# What you should do
Review the material and extract every line in which the word "Indefinitely" occurs.

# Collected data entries
= = = = =

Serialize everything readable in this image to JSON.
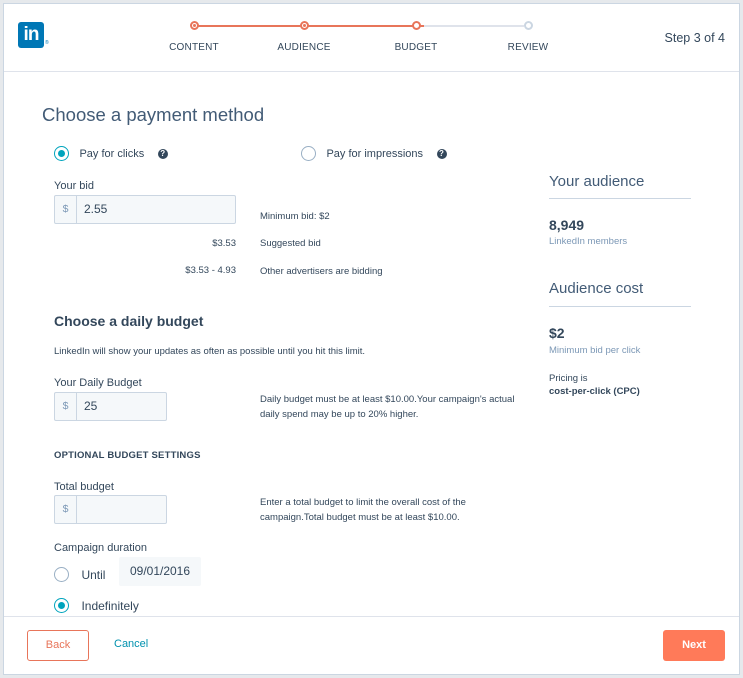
{
  "header": {
    "logo_text": "in",
    "logo_reg": "®",
    "steps": [
      {
        "label": "CONTENT",
        "state": "done"
      },
      {
        "label": "AUDIENCE",
        "state": "done"
      },
      {
        "label": "BUDGET",
        "state": "current"
      },
      {
        "label": "REVIEW",
        "state": "todo"
      }
    ],
    "step_count": "Step 3 of 4"
  },
  "payment": {
    "title": "Choose a payment method",
    "options": [
      {
        "label": "Pay for clicks",
        "checked": true
      },
      {
        "label": "Pay for impressions",
        "checked": false
      }
    ],
    "help_glyph": "?",
    "bid_label": "Your bid",
    "currency": "$",
    "bid_value": "2.55",
    "min_bid": "Minimum bid: $2",
    "suggested_value": "$3.53",
    "suggested_label": "Suggested bid",
    "range_value": "$3.53 - 4.93",
    "range_label": "Other advertisers are bidding"
  },
  "budget": {
    "title": "Choose a daily budget",
    "description": "LinkedIn will show your updates as often as possible until you hit this limit.",
    "daily_label": "Your Daily Budget",
    "daily_value": "25",
    "daily_note_1": "Daily budget must be at least $10.00.Your campaign's actual",
    "daily_note_2": "daily spend may be up to 20% higher.",
    "optional_title": "OPTIONAL BUDGET SETTINGS",
    "total_label": "Total budget",
    "total_value": "",
    "total_note_1": "Enter a total budget to limit the overall cost of the",
    "total_note_2": "campaign.Total budget must be at least $10.00.",
    "duration_label": "Campaign duration",
    "until_label": "Until",
    "until_date": "09/01/2016",
    "indefinitely_label": "Indefinitely",
    "duration_selected": "Indefinitely"
  },
  "audience": {
    "title": "Your audience",
    "count": "8,949",
    "count_label": "LinkedIn members",
    "cost_title": "Audience cost",
    "cost_value": "$2",
    "cost_label": "Minimum bid per click",
    "pricing_label": "Pricing is",
    "pricing_value": "cost-per-click (CPC)"
  },
  "footer": {
    "back": "Back",
    "cancel": "Cancel",
    "next": "Next"
  },
  "colors": {
    "accent": "#ff7a59",
    "progress": "#e8755a",
    "radio": "#00a4bd",
    "linkedin": "#0077b5",
    "link": "#0091ae"
  }
}
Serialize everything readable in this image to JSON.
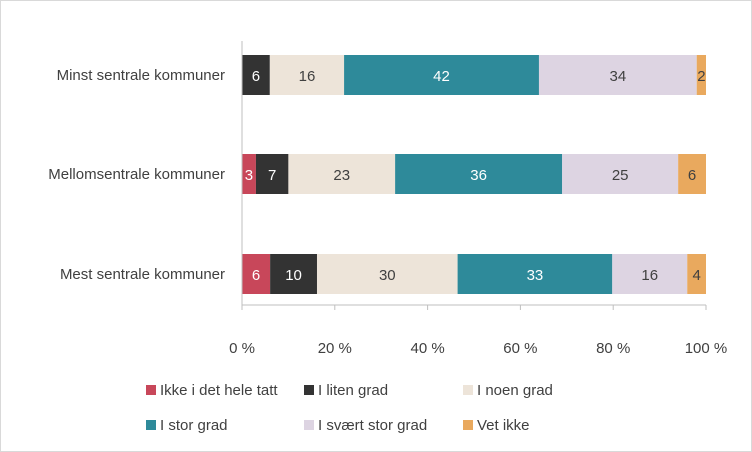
{
  "chart_data": {
    "type": "bar",
    "orientation": "horizontal",
    "stacked": "percent",
    "categories": [
      "Minst sentrale kommuner",
      "Mellomsentrale kommuner",
      "Mest sentrale kommuner"
    ],
    "series": [
      {
        "name": "Ikke i det hele tatt",
        "values": [
          0,
          3,
          6
        ],
        "color": "#c8475a"
      },
      {
        "name": "I liten grad",
        "values": [
          6,
          7,
          10
        ],
        "color": "#333333"
      },
      {
        "name": "I noen grad",
        "values": [
          16,
          23,
          30
        ],
        "color": "#ede4d9"
      },
      {
        "name": "I stor grad",
        "values": [
          42,
          36,
          33
        ],
        "color": "#2e8a9a"
      },
      {
        "name": "I svært stor grad",
        "values": [
          34,
          25,
          16
        ],
        "color": "#ddd4e2"
      },
      {
        "name": "Vet ikke",
        "values": [
          2,
          6,
          4
        ],
        "color": "#e9a95e"
      }
    ],
    "label_colors": [
      "#ffffff",
      "#ffffff",
      "#404040",
      "#ffffff",
      "#404040",
      "#404040"
    ],
    "xlim": [
      0,
      100
    ],
    "x_ticks": [
      "0 %",
      "20 %",
      "40 %",
      "60 %",
      "80 %",
      "100 %"
    ],
    "grid": false,
    "legend": "bottom",
    "title": "",
    "xlabel": "",
    "ylabel": ""
  }
}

= = = = =

# The answer
    "indefinitely_label": "Indefinitely",
    "duration_selected": "Indefinitely"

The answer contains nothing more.